EXERCISE DIRECTIONS
Write out the complete material exactly as it stands.

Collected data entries
#####
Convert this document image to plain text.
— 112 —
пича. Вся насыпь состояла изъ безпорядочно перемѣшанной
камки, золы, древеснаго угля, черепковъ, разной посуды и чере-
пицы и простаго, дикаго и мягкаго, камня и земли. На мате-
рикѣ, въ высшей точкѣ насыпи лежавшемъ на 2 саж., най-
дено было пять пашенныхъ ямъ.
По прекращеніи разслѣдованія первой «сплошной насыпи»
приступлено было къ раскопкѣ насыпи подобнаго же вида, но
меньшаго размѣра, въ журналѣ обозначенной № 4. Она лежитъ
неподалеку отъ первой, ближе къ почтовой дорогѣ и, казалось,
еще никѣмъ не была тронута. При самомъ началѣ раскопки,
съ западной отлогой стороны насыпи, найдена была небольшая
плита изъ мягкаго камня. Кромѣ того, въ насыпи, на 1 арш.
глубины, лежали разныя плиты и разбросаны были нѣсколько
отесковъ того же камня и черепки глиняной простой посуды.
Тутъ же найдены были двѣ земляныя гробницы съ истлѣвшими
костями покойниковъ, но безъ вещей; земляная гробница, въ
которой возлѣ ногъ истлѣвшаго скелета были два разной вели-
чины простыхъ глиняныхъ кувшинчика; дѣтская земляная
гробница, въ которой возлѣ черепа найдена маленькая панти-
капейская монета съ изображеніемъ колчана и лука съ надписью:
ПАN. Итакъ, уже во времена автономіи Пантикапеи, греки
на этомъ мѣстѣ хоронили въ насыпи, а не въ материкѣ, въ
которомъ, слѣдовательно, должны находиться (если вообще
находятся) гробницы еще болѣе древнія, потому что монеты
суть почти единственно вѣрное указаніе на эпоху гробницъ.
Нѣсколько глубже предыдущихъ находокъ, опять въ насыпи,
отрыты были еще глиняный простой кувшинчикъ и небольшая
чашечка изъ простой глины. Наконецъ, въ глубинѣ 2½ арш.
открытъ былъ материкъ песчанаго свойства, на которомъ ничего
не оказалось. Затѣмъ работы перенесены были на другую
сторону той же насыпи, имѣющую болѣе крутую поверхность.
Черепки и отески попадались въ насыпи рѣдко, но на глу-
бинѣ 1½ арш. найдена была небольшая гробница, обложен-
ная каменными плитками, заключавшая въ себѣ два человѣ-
#####
REPLY TO THE EXERCISE
Convert this document image to plain text.
— 112 —
пича. Вся насыпь состояла изъ безпорядочно перемѣшанной
камки, золы, древеснаго угля, черепковъ, разной посуды и чере-
пицы и простаго, дикаго и мягкаго, камня и земли. На мате-
рикѣ, въ высшей точкѣ насыпи лежавшемъ на 2 саж., най-
дено было пять пашенныхъ ямъ.
По прекращеніи разслѣдованія первой «сплошной насыпи»
приступлено было къ раскопкѣ насыпи подобнаго же вида, но
меньшаго размѣра, въ журналѣ обозначенной № 4. Она лежитъ
неподалеку отъ первой, ближе къ почтовой дорогѣ и, казалось,
еще никѣмъ не была тронута. При самомъ началѣ раскопки,
съ западной отлогой стороны насыпи, найдена была небольшая
плита изъ мягкаго камня. Кромѣ того, въ насыпи, на 1 арш.
глубины, лежали разныя плиты и разбросаны были нѣсколько
отесковъ того же камня и черепки глиняной простой посуды.
Тутъ же найдены были двѣ земляныя гробницы съ истлѣвшими
костями покойниковъ, но безъ вещей; земляная гробница, въ
которой возлѣ ногъ истлѣвшаго скелета были два разной вели-
чины простыхъ глиняныхъ кувшинчика; дѣтская земляная
гробница, въ которой возлѣ черепа найдена маленькая панти-
капейская монета съ изображеніемъ колчана и лука съ надписью:
ПАN. Итакъ, уже во времена автономіи Пантикапеи, греки
на этомъ мѣстѣ хоронили въ насыпи, а не въ материкѣ, въ
которомъ, слѣдовательно, должны находиться (если вообще
находятся) гробницы еще болѣе древнія, потому что монеты
суть почти единственно вѣрное указаніе на эпоху гробницъ.
Нѣсколько глубже предыдущихъ находокъ, опять въ насыпи,
отрыты были еще глиняный простой кувшинчикъ и небольшая
чашечка изъ простой глины. Наконецъ, въ глубинѣ 2½ арш.
открытъ былъ материкъ песчанаго свойства, на которомъ ничего
не оказалось. Затѣмъ работы перенесены были на другую
сторону той же насыпи, имѣющую болѣе крутую поверхность.
Черепки и отески попадались въ насыпи рѣдко, но на глу-
бинѣ 1½ арш. найдена была небольшая гробница, обложен-
ная каменными плитками, заключавшая въ себѣ два человѣ-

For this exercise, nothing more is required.